State how many lines contain "Views", and write nothing except that count.

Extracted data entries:

— begin —

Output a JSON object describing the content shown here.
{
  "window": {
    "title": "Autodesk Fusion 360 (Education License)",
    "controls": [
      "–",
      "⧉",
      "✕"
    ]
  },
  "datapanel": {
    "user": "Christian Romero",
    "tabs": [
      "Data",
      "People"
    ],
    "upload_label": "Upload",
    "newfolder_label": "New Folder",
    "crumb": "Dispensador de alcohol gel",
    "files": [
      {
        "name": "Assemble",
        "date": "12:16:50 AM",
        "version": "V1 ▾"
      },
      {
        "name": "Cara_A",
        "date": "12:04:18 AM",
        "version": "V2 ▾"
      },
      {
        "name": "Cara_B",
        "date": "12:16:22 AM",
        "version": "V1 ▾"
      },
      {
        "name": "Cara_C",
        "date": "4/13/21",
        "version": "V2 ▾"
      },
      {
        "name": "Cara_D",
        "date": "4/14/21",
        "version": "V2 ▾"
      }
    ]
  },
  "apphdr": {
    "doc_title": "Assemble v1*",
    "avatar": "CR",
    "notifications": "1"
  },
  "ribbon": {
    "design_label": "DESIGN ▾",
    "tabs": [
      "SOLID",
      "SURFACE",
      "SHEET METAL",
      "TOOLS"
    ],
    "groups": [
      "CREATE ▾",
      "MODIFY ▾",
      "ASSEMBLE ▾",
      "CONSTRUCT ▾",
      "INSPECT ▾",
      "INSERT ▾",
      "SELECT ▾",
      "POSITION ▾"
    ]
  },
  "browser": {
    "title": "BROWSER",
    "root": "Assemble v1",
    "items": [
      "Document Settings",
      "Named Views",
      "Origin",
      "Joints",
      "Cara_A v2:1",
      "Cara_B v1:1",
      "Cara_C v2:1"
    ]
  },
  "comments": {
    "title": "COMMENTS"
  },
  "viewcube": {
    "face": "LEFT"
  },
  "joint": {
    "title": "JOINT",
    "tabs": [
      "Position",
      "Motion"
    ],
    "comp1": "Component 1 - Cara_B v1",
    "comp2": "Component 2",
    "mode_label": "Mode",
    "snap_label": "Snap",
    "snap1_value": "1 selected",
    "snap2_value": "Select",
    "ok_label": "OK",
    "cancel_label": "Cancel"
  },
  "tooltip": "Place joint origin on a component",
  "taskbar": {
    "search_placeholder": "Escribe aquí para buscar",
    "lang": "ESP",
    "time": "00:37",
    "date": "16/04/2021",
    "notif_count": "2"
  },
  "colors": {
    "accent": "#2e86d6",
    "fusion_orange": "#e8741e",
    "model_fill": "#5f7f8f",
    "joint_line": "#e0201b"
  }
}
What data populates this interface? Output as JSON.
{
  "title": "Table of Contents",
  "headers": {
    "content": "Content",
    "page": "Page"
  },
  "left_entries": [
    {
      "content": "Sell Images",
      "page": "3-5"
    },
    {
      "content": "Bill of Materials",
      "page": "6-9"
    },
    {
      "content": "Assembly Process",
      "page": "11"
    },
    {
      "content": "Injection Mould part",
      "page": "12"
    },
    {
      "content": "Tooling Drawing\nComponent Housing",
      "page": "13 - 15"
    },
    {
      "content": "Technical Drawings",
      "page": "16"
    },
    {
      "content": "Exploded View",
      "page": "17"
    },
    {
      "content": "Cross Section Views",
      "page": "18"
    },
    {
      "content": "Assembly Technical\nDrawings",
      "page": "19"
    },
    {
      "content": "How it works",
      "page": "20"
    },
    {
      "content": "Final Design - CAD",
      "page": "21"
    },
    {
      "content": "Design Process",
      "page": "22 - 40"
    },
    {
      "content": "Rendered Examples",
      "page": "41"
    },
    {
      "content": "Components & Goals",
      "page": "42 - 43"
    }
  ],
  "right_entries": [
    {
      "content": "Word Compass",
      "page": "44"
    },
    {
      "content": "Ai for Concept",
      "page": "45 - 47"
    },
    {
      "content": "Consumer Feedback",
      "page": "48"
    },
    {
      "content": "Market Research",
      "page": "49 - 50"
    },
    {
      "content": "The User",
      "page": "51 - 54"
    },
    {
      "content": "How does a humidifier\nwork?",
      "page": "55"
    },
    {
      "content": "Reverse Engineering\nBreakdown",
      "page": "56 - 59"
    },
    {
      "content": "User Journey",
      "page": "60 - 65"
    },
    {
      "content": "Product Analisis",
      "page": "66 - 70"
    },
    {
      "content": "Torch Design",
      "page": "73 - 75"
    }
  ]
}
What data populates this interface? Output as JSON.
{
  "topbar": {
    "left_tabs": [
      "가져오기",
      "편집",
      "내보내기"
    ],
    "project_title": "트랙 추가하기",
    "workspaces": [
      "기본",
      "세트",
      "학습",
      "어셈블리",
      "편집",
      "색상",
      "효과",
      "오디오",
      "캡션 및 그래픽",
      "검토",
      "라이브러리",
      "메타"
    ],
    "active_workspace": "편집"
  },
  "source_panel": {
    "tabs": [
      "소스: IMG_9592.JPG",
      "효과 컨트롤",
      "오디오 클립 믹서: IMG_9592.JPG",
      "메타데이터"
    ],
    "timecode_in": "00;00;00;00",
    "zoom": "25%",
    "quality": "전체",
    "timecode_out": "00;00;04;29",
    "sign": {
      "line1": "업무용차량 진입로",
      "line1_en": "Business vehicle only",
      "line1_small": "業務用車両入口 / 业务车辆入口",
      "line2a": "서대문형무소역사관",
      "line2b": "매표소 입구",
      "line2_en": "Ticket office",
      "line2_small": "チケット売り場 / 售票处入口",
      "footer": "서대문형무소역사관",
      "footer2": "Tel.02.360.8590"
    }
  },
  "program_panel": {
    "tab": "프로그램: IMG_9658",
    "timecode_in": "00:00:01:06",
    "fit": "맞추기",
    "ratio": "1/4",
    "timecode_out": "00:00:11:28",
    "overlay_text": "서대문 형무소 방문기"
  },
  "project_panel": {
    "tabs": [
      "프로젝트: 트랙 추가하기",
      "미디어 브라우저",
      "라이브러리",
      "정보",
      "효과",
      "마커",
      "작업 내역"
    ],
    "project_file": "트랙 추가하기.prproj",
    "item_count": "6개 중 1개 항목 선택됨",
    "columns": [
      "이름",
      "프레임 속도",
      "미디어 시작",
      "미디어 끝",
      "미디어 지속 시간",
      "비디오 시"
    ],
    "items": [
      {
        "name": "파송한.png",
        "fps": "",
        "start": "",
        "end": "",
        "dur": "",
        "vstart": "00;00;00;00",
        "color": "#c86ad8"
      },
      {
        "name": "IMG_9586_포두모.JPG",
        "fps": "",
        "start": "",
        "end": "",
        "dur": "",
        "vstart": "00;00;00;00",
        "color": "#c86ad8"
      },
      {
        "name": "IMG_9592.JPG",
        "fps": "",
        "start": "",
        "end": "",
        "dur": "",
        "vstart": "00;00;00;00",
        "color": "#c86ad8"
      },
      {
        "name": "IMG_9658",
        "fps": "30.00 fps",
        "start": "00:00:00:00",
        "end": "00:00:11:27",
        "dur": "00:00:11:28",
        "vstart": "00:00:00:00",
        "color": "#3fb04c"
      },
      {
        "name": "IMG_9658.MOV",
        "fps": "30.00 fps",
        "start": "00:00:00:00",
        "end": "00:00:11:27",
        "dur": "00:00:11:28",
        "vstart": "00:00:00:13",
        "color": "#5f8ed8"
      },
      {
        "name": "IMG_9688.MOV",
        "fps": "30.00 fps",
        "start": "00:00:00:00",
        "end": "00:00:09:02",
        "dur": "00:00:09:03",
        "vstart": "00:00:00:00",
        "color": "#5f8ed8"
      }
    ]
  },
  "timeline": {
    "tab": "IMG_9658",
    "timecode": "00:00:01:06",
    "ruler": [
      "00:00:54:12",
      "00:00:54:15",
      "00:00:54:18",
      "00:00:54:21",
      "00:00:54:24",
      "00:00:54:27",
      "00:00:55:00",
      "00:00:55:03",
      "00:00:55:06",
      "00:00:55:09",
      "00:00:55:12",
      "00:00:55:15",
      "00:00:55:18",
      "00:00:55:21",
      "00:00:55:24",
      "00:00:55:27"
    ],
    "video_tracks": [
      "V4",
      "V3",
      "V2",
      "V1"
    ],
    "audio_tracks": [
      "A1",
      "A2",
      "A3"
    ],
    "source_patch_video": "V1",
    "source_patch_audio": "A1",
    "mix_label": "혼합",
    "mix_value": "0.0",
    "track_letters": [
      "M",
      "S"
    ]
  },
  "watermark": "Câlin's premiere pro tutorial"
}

— end —

__RESULT__.
2